EXERCISE INPUT.
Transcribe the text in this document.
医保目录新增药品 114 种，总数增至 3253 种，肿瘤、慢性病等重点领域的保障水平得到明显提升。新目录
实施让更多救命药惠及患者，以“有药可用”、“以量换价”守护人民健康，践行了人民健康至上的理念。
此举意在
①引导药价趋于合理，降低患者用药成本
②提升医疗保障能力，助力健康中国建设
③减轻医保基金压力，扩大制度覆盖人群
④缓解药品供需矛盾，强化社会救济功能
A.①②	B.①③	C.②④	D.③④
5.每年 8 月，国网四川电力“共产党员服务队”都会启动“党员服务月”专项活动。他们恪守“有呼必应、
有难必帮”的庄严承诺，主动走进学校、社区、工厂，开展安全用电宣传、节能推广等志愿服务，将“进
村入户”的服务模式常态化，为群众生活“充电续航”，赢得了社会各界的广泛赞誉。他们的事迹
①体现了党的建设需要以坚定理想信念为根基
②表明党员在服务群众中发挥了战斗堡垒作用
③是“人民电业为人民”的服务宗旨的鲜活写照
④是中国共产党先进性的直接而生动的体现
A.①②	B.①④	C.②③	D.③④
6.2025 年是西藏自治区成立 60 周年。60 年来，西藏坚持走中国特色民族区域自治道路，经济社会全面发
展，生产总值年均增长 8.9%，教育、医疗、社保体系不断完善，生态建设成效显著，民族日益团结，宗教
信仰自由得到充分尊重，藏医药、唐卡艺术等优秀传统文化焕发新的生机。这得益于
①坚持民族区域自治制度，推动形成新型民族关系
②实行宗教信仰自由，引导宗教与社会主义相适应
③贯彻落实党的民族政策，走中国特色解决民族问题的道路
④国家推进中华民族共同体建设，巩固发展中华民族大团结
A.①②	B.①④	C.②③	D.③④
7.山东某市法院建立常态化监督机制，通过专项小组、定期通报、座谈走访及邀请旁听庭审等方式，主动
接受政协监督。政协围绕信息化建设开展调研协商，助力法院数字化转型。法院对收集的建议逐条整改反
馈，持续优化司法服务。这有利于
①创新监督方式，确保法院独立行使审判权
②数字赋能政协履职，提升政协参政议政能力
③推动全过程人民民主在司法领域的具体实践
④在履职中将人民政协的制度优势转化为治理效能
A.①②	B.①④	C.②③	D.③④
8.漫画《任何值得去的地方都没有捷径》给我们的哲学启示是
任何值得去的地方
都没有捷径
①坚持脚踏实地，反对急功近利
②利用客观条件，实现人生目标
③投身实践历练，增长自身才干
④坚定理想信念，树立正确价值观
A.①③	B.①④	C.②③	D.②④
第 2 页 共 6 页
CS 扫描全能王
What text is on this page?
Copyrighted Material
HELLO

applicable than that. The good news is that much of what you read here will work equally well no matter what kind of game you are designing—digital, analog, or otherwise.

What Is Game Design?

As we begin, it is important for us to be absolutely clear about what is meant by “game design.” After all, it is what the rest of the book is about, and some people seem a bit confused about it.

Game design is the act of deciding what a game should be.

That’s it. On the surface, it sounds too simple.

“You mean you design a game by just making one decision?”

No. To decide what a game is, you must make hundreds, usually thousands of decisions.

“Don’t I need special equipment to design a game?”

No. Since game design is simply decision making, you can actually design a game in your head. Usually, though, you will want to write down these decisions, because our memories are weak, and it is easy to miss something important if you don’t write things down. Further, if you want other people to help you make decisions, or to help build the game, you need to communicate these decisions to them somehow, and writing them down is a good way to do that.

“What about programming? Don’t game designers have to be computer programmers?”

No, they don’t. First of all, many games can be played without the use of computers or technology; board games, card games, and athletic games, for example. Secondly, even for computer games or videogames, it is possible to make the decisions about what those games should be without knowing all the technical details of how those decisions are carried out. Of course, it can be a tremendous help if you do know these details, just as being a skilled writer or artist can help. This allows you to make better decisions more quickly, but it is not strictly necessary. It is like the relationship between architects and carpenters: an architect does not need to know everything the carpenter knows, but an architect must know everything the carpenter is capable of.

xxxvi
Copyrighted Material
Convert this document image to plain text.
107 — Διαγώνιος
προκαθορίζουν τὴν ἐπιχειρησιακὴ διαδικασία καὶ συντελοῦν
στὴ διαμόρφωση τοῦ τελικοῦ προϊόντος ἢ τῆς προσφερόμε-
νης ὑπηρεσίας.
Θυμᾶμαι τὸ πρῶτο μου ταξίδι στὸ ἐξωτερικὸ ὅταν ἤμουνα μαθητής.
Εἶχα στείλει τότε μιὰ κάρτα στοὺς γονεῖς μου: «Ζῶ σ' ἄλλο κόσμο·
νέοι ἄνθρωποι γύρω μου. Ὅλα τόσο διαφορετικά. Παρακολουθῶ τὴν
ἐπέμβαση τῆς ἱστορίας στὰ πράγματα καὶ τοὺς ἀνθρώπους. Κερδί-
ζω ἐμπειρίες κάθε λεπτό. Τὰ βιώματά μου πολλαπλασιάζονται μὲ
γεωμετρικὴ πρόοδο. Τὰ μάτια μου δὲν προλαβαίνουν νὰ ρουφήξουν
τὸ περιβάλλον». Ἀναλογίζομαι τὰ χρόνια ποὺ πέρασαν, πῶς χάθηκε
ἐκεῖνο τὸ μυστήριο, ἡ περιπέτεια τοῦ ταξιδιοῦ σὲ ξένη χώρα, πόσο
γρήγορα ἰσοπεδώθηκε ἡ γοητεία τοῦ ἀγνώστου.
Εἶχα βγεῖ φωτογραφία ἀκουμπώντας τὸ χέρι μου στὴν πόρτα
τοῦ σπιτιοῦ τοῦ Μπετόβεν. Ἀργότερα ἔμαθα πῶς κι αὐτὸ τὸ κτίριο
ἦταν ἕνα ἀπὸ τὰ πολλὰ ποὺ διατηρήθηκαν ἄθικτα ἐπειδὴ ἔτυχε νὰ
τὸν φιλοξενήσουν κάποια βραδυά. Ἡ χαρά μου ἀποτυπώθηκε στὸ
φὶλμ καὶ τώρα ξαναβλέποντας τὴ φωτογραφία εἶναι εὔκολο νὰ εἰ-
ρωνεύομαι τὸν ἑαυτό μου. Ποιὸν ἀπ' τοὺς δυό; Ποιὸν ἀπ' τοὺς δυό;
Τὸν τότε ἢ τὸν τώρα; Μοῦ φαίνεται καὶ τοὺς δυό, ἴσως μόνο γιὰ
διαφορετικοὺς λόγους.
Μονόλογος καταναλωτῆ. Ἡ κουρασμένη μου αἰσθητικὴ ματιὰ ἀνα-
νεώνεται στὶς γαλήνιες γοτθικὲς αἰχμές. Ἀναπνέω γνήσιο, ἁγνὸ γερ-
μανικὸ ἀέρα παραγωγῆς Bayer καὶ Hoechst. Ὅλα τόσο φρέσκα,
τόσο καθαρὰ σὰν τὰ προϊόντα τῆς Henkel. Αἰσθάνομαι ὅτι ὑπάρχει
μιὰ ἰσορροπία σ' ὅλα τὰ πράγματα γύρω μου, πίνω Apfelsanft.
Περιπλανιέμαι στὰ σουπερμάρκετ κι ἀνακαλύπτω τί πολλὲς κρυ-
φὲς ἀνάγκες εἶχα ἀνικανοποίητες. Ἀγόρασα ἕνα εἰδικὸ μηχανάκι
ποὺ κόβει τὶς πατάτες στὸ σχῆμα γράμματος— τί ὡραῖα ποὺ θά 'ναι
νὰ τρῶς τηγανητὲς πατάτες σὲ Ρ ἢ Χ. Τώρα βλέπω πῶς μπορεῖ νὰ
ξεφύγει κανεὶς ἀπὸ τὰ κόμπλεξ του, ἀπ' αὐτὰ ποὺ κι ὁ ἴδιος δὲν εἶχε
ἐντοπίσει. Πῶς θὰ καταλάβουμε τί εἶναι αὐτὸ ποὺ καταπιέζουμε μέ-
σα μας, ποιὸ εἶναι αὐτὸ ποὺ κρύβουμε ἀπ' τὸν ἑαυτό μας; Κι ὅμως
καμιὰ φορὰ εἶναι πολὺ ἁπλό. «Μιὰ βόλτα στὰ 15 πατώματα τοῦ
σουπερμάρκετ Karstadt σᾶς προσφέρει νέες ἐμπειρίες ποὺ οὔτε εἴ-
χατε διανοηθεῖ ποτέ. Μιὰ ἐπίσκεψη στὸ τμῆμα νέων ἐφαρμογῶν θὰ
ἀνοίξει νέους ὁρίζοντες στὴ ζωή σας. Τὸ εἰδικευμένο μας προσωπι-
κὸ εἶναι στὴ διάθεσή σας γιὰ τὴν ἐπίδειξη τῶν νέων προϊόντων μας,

CHALLENGE.
Work through the records line by line and tally those with the word "ἐμπειρίες". Report only the total.

WORKED ANSWER.
2